(Data entries for graphics)
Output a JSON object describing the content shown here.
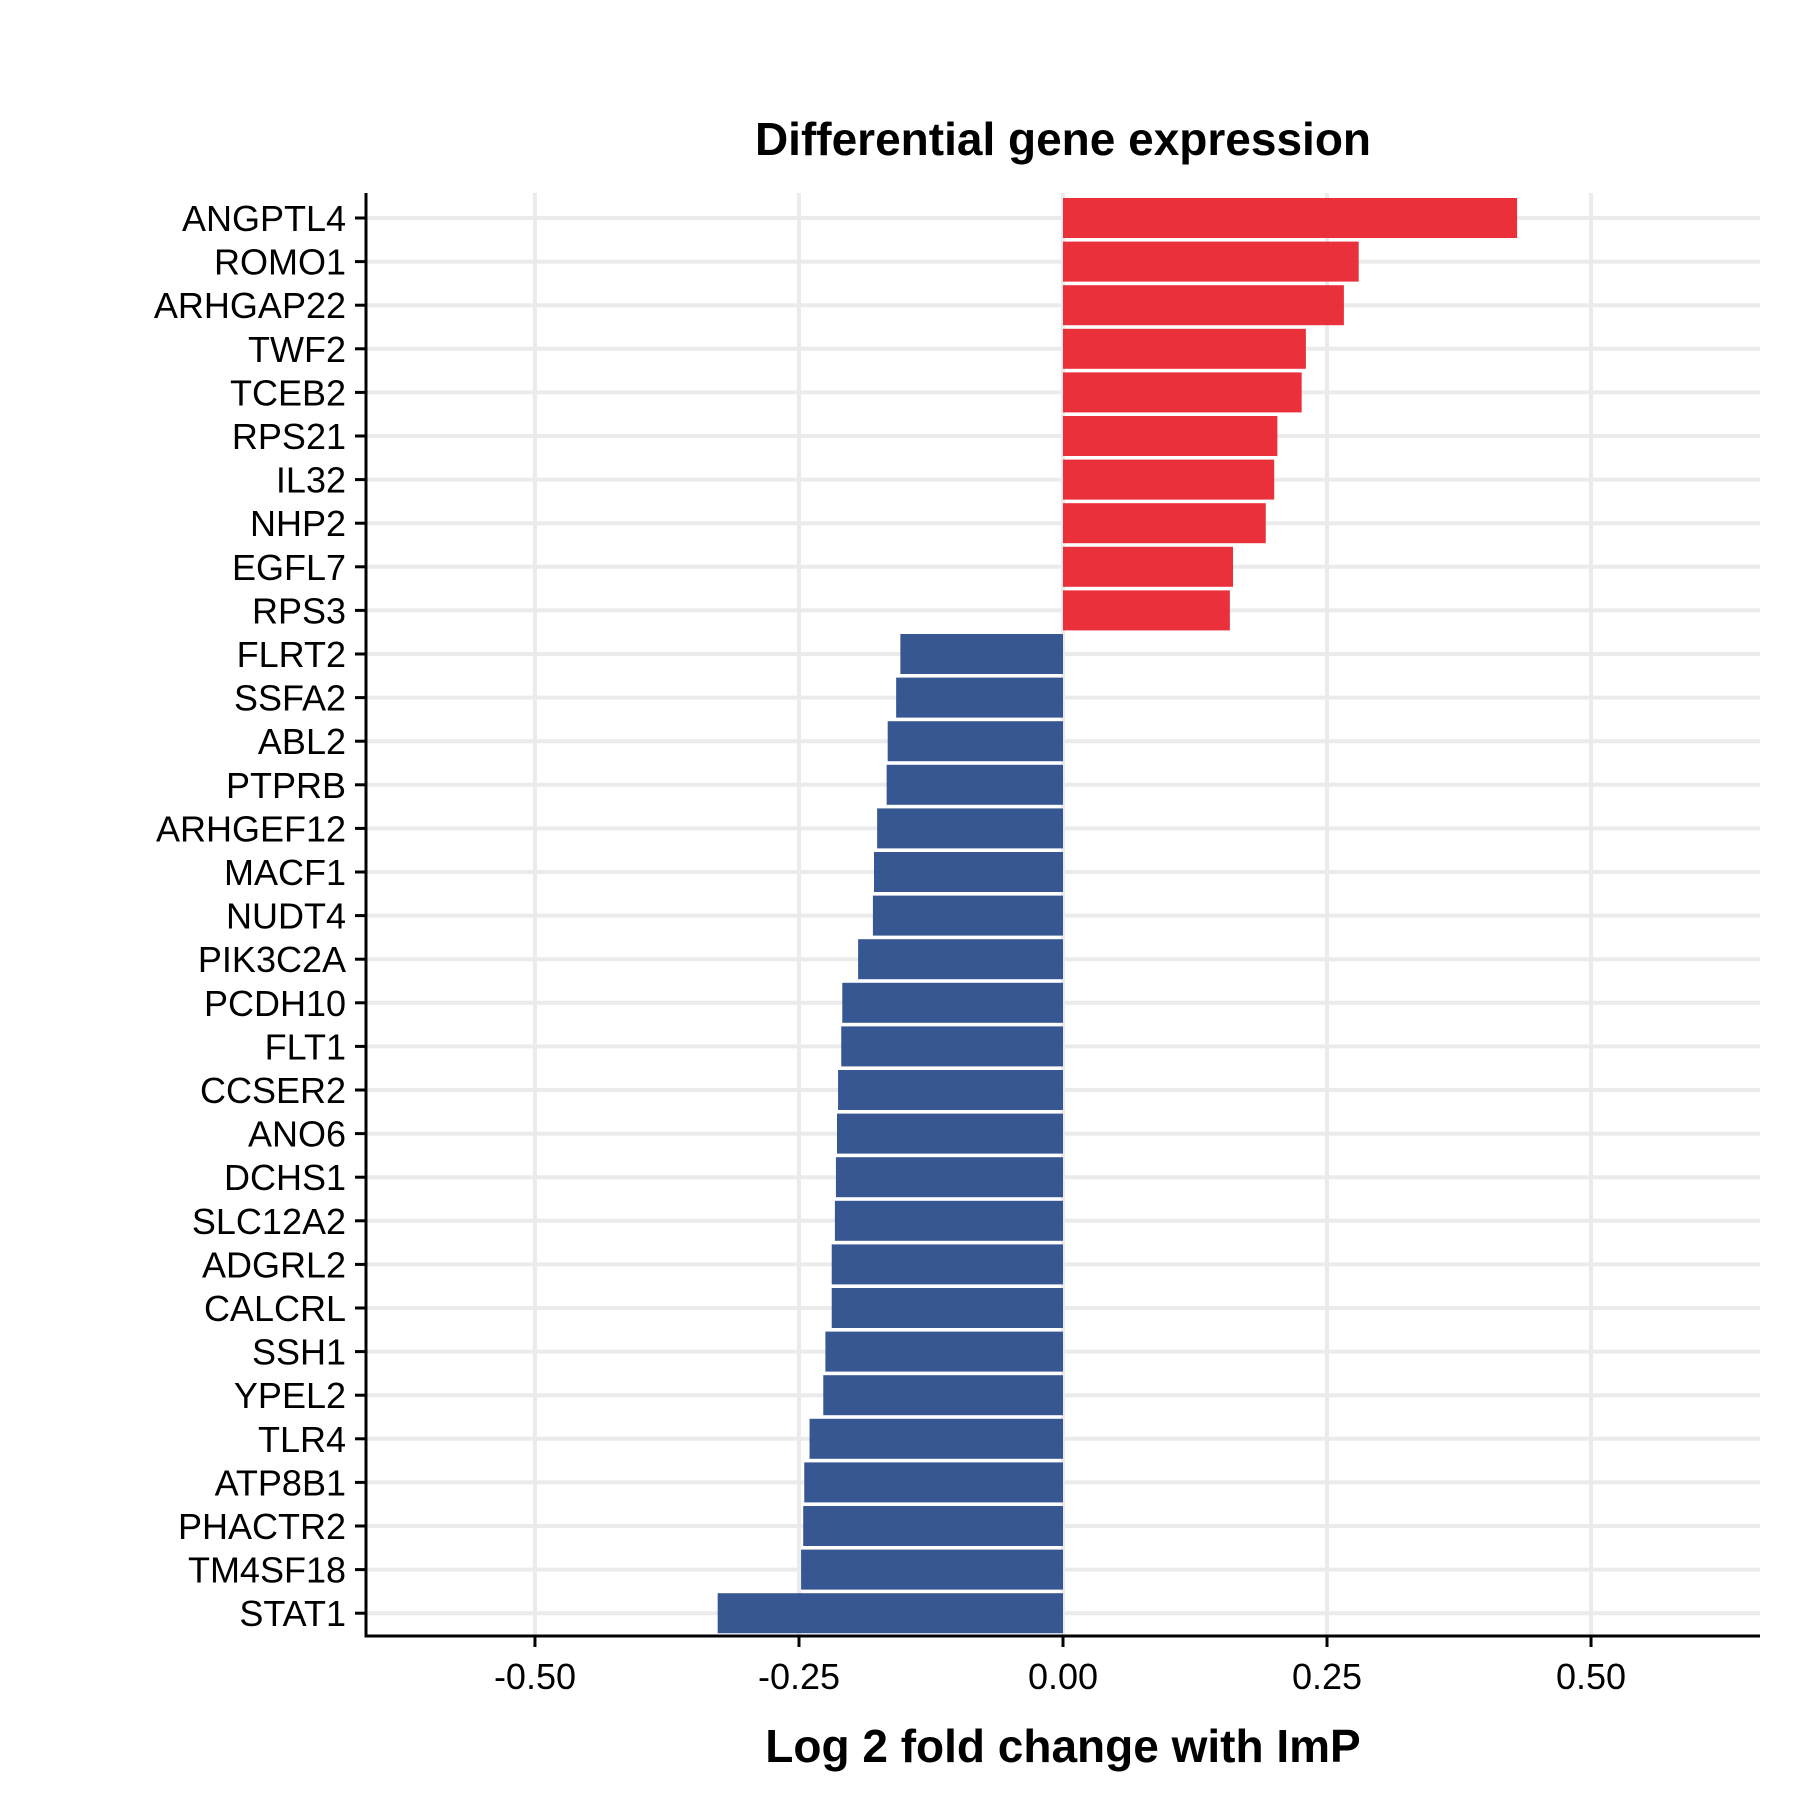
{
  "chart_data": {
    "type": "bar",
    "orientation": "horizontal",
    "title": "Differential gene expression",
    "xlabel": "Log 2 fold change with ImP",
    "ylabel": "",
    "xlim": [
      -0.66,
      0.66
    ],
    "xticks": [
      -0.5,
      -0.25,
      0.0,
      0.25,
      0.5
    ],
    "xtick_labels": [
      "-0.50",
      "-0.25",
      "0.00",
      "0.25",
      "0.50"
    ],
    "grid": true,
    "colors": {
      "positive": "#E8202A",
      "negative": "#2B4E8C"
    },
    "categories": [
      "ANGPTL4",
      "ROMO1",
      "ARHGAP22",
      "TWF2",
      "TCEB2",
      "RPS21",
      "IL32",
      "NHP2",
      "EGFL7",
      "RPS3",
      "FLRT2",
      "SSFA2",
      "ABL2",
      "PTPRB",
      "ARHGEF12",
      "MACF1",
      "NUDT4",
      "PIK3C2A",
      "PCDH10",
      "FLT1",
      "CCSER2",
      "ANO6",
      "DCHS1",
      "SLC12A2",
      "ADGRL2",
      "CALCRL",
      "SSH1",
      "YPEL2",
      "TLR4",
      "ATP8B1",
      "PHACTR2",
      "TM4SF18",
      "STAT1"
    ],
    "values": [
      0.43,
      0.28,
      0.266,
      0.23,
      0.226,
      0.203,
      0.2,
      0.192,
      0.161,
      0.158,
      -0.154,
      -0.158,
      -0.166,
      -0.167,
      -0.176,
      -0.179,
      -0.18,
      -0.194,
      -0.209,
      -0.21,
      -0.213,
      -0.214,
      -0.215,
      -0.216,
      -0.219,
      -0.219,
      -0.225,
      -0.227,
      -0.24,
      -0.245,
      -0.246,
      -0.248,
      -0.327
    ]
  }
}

* * *

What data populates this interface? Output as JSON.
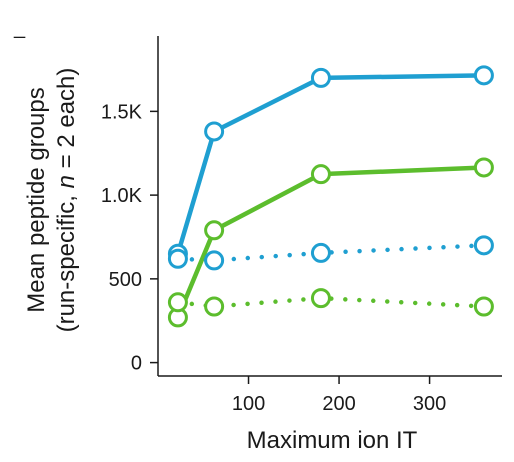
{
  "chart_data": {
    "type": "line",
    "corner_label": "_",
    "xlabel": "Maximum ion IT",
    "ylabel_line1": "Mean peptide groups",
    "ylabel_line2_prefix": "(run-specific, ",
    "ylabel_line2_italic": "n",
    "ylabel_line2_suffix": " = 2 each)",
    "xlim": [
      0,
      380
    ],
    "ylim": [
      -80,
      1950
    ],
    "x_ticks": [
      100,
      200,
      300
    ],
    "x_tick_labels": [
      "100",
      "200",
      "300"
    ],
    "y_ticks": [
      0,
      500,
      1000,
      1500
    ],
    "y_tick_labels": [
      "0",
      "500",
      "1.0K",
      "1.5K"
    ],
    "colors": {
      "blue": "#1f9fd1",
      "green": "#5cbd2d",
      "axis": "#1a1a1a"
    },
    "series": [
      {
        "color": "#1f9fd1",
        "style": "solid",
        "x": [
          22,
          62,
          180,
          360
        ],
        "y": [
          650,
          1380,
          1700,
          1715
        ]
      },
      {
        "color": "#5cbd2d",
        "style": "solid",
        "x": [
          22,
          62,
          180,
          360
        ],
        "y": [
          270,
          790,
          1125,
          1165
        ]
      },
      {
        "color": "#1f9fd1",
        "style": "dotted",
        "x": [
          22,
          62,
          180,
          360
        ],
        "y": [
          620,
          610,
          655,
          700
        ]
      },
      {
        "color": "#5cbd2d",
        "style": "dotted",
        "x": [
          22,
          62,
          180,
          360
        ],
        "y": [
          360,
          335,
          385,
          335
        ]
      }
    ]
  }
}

What you should do:
When the word "JSON" shows up in a line of the entries, report that line.

Exercise result:
Output a JSON object describing the content shown here.
What data populates this interface? Output as JSON.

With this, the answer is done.